Dataset records:
######
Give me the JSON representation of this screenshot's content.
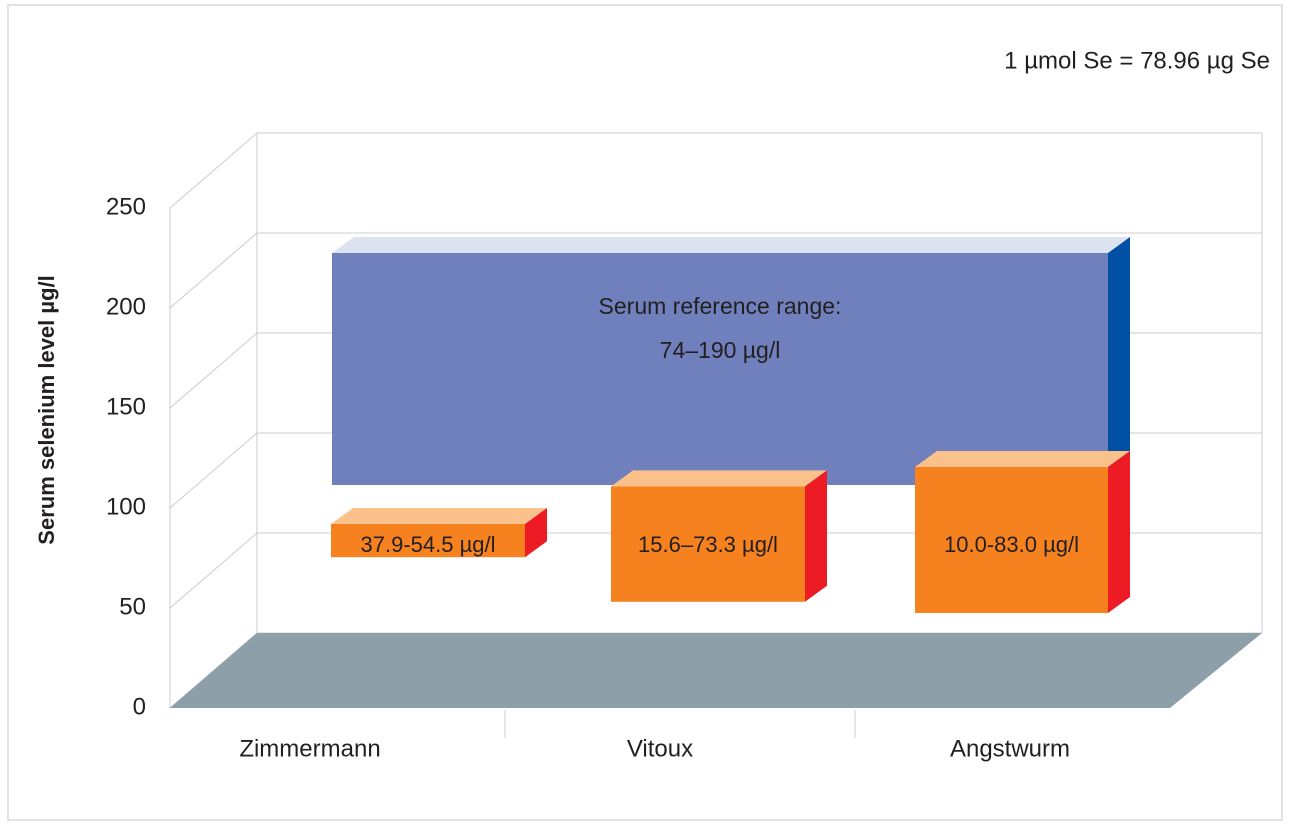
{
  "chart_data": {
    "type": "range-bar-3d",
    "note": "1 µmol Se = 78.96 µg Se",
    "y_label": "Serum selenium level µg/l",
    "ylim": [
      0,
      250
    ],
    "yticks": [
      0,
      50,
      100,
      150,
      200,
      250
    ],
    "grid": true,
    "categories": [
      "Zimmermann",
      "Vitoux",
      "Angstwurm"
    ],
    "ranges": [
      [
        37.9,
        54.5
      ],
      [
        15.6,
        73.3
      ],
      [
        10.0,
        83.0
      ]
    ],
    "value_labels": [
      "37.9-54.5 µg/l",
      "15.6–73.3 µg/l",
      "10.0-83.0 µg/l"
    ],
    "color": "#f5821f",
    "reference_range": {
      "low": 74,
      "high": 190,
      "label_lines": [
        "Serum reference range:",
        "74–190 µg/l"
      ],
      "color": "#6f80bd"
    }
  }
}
######
## Work to complete
Which lines of the material contain the string "Serum"? List each of them.

## Exercise solution
    "y_label": "Serum selenium level µg/l",
        "Serum reference range:",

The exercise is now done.